-- start --

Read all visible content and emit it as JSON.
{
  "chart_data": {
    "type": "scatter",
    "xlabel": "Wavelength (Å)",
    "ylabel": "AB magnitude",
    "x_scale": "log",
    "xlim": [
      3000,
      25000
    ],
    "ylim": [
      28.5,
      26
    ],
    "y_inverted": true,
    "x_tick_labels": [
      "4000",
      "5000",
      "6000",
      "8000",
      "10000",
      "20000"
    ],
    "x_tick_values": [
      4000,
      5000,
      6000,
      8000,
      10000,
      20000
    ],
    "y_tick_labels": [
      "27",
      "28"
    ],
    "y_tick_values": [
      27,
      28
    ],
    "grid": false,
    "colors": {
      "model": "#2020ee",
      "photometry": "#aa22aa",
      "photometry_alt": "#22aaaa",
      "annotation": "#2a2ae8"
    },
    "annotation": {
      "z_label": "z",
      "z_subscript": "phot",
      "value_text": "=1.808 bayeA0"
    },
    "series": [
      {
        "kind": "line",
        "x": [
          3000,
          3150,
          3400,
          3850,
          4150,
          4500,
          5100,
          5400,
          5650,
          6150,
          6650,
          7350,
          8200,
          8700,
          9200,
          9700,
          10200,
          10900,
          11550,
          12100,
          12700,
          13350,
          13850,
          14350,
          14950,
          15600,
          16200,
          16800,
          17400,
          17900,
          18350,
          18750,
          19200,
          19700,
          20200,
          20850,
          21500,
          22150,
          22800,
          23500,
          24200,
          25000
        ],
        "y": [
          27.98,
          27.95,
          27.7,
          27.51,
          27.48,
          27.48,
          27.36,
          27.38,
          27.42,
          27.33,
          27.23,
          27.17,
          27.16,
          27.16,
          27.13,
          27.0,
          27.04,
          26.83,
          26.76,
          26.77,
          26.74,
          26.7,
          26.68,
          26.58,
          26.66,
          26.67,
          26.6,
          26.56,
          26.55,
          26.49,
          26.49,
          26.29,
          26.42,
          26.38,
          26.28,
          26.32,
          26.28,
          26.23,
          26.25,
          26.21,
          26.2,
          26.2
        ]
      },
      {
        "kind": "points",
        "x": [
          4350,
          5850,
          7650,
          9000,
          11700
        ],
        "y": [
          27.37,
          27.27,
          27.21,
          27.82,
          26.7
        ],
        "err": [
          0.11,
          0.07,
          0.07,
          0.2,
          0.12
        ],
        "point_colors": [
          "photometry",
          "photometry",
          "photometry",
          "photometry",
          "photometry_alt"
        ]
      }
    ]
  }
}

-- end --

**Directions:** Reproduce every record, matching each line exactly.

**Result of the exercise:**
Read all visible content and emit it as JSON.
{
  "chart_data": {
    "type": "scatter",
    "xlabel": "Wavelength (Å)",
    "ylabel": "AB magnitude",
    "x_scale": "log",
    "xlim": [
      3000,
      25000
    ],
    "ylim": [
      28.5,
      26
    ],
    "y_inverted": true,
    "x_tick_labels": [
      "4000",
      "5000",
      "6000",
      "8000",
      "10000",
      "20000"
    ],
    "x_tick_values": [
      4000,
      5000,
      6000,
      8000,
      10000,
      20000
    ],
    "y_tick_labels": [
      "27",
      "28"
    ],
    "y_tick_values": [
      27,
      28
    ],
    "grid": false,
    "colors": {
      "model": "#2020ee",
      "photometry": "#aa22aa",
      "photometry_alt": "#22aaaa",
      "annotation": "#2a2ae8"
    },
    "annotation": {
      "z_label": "z",
      "z_subscript": "phot",
      "value_text": "=1.808 bayeA0"
    },
    "series": [
      {
        "kind": "line",
        "x": [
          3000,
          3150,
          3400,
          3850,
          4150,
          4500,
          5100,
          5400,
          5650,
          6150,
          6650,
          7350,
          8200,
          8700,
          9200,
          9700,
          10200,
          10900,
          11550,
          12100,
          12700,
          13350,
          13850,
          14350,
          14950,
          15600,
          16200,
          16800,
          17400,
          17900,
          18350,
          18750,
          19200,
          19700,
          20200,
          20850,
          21500,
          22150,
          22800,
          23500,
          24200,
          25000
        ],
        "y": [
          27.98,
          27.95,
          27.7,
          27.51,
          27.48,
          27.48,
          27.36,
          27.38,
          27.42,
          27.33,
          27.23,
          27.17,
          27.16,
          27.16,
          27.13,
          27.0,
          27.04,
          26.83,
          26.76,
          26.77,
          26.74,
          26.7,
          26.68,
          26.58,
          26.66,
          26.67,
          26.6,
          26.56,
          26.55,
          26.49,
          26.49,
          26.29,
          26.42,
          26.38,
          26.28,
          26.32,
          26.28,
          26.23,
          26.25,
          26.21,
          26.2,
          26.2
        ]
      },
      {
        "kind": "points",
        "x": [
          4350,
          5850,
          7650,
          9000,
          11700
        ],
        "y": [
          27.37,
          27.27,
          27.21,
          27.82,
          26.7
        ],
        "err": [
          0.11,
          0.07,
          0.07,
          0.2,
          0.12
        ],
        "point_colors": [
          "photometry",
          "photometry",
          "photometry",
          "photometry",
          "photometry_alt"
        ]
      }
    ]
  }
}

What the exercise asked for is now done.